▶ MATERIAL PROVIDED:

____

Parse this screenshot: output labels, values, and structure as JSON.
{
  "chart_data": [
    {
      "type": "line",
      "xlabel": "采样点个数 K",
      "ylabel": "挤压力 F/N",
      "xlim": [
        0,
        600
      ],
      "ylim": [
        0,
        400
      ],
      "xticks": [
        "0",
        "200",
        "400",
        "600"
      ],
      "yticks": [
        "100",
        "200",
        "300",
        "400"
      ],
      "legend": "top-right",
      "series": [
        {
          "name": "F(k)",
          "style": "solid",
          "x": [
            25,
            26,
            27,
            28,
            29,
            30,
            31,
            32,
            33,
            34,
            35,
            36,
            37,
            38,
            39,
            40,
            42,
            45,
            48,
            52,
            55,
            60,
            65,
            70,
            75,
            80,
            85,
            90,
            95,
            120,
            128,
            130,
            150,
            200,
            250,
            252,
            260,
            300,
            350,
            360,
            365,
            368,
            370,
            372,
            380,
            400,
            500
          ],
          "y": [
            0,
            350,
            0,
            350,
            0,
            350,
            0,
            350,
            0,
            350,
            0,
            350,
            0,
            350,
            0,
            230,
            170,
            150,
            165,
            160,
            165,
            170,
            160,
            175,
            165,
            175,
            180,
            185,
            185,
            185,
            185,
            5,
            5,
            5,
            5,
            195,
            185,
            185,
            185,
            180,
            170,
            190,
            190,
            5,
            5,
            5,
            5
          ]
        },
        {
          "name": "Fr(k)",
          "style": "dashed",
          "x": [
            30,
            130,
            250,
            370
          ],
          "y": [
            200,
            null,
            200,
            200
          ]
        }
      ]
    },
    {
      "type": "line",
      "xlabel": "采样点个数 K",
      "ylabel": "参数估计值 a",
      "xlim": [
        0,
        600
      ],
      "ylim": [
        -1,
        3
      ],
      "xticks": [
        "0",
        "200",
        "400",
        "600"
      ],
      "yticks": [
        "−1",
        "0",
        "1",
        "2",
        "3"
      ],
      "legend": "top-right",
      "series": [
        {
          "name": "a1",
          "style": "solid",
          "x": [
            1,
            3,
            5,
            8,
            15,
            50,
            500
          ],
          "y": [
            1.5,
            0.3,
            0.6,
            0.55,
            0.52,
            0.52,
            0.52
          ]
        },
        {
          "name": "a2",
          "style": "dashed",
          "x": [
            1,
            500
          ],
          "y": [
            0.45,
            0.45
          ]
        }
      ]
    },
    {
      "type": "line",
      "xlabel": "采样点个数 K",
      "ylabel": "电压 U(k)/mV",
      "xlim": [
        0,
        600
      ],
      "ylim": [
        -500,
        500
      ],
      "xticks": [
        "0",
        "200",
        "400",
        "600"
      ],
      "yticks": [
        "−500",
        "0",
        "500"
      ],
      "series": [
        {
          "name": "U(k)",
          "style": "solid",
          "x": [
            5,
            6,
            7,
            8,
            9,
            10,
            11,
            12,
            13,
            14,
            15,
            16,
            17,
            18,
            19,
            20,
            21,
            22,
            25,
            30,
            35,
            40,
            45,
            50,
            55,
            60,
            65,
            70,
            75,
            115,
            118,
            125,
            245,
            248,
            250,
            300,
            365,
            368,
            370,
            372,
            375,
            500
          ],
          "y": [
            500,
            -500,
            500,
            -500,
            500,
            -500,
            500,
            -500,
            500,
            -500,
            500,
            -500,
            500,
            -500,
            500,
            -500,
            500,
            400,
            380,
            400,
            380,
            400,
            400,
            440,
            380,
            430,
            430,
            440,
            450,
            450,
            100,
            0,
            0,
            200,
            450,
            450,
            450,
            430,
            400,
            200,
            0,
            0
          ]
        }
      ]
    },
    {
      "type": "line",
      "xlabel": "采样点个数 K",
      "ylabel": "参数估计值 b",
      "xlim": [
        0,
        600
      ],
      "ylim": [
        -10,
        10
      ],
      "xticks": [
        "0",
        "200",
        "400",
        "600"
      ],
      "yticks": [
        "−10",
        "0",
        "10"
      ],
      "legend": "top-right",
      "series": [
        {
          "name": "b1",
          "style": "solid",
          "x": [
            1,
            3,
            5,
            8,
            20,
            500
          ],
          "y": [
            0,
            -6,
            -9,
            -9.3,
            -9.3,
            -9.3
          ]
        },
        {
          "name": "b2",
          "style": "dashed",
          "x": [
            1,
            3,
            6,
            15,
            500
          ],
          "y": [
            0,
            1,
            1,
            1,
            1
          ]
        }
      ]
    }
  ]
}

____

▶ YOUR OBJECTIVE: Each line of the listing should be copied exactly.

▶ FULL ANSWER:
Parse this screenshot: output labels, values, and structure as JSON.
{
  "chart_data": [
    {
      "type": "line",
      "xlabel": "采样点个数 K",
      "ylabel": "挤压力 F/N",
      "xlim": [
        0,
        600
      ],
      "ylim": [
        0,
        400
      ],
      "xticks": [
        "0",
        "200",
        "400",
        "600"
      ],
      "yticks": [
        "100",
        "200",
        "300",
        "400"
      ],
      "legend": "top-right",
      "series": [
        {
          "name": "F(k)",
          "style": "solid",
          "x": [
            25,
            26,
            27,
            28,
            29,
            30,
            31,
            32,
            33,
            34,
            35,
            36,
            37,
            38,
            39,
            40,
            42,
            45,
            48,
            52,
            55,
            60,
            65,
            70,
            75,
            80,
            85,
            90,
            95,
            120,
            128,
            130,
            150,
            200,
            250,
            252,
            260,
            300,
            350,
            360,
            365,
            368,
            370,
            372,
            380,
            400,
            500
          ],
          "y": [
            0,
            350,
            0,
            350,
            0,
            350,
            0,
            350,
            0,
            350,
            0,
            350,
            0,
            350,
            0,
            230,
            170,
            150,
            165,
            160,
            165,
            170,
            160,
            175,
            165,
            175,
            180,
            185,
            185,
            185,
            185,
            5,
            5,
            5,
            5,
            195,
            185,
            185,
            185,
            180,
            170,
            190,
            190,
            5,
            5,
            5,
            5
          ]
        },
        {
          "name": "Fr(k)",
          "style": "dashed",
          "x": [
            30,
            130,
            250,
            370
          ],
          "y": [
            200,
            null,
            200,
            200
          ]
        }
      ]
    },
    {
      "type": "line",
      "xlabel": "采样点个数 K",
      "ylabel": "参数估计值 a",
      "xlim": [
        0,
        600
      ],
      "ylim": [
        -1,
        3
      ],
      "xticks": [
        "0",
        "200",
        "400",
        "600"
      ],
      "yticks": [
        "−1",
        "0",
        "1",
        "2",
        "3"
      ],
      "legend": "top-right",
      "series": [
        {
          "name": "a1",
          "style": "solid",
          "x": [
            1,
            3,
            5,
            8,
            15,
            50,
            500
          ],
          "y": [
            1.5,
            0.3,
            0.6,
            0.55,
            0.52,
            0.52,
            0.52
          ]
        },
        {
          "name": "a2",
          "style": "dashed",
          "x": [
            1,
            500
          ],
          "y": [
            0.45,
            0.45
          ]
        }
      ]
    },
    {
      "type": "line",
      "xlabel": "采样点个数 K",
      "ylabel": "电压 U(k)/mV",
      "xlim": [
        0,
        600
      ],
      "ylim": [
        -500,
        500
      ],
      "xticks": [
        "0",
        "200",
        "400",
        "600"
      ],
      "yticks": [
        "−500",
        "0",
        "500"
      ],
      "series": [
        {
          "name": "U(k)",
          "style": "solid",
          "x": [
            5,
            6,
            7,
            8,
            9,
            10,
            11,
            12,
            13,
            14,
            15,
            16,
            17,
            18,
            19,
            20,
            21,
            22,
            25,
            30,
            35,
            40,
            45,
            50,
            55,
            60,
            65,
            70,
            75,
            115,
            118,
            125,
            245,
            248,
            250,
            300,
            365,
            368,
            370,
            372,
            375,
            500
          ],
          "y": [
            500,
            -500,
            500,
            -500,
            500,
            -500,
            500,
            -500,
            500,
            -500,
            500,
            -500,
            500,
            -500,
            500,
            -500,
            500,
            400,
            380,
            400,
            380,
            400,
            400,
            440,
            380,
            430,
            430,
            440,
            450,
            450,
            100,
            0,
            0,
            200,
            450,
            450,
            450,
            430,
            400,
            200,
            0,
            0
          ]
        }
      ]
    },
    {
      "type": "line",
      "xlabel": "采样点个数 K",
      "ylabel": "参数估计值 b",
      "xlim": [
        0,
        600
      ],
      "ylim": [
        -10,
        10
      ],
      "xticks": [
        "0",
        "200",
        "400",
        "600"
      ],
      "yticks": [
        "−10",
        "0",
        "10"
      ],
      "legend": "top-right",
      "series": [
        {
          "name": "b1",
          "style": "solid",
          "x": [
            1,
            3,
            5,
            8,
            20,
            500
          ],
          "y": [
            0,
            -6,
            -9,
            -9.3,
            -9.3,
            -9.3
          ]
        },
        {
          "name": "b2",
          "style": "dashed",
          "x": [
            1,
            3,
            6,
            15,
            500
          ],
          "y": [
            0,
            1,
            1,
            1,
            1
          ]
        }
      ]
    }
  ]
}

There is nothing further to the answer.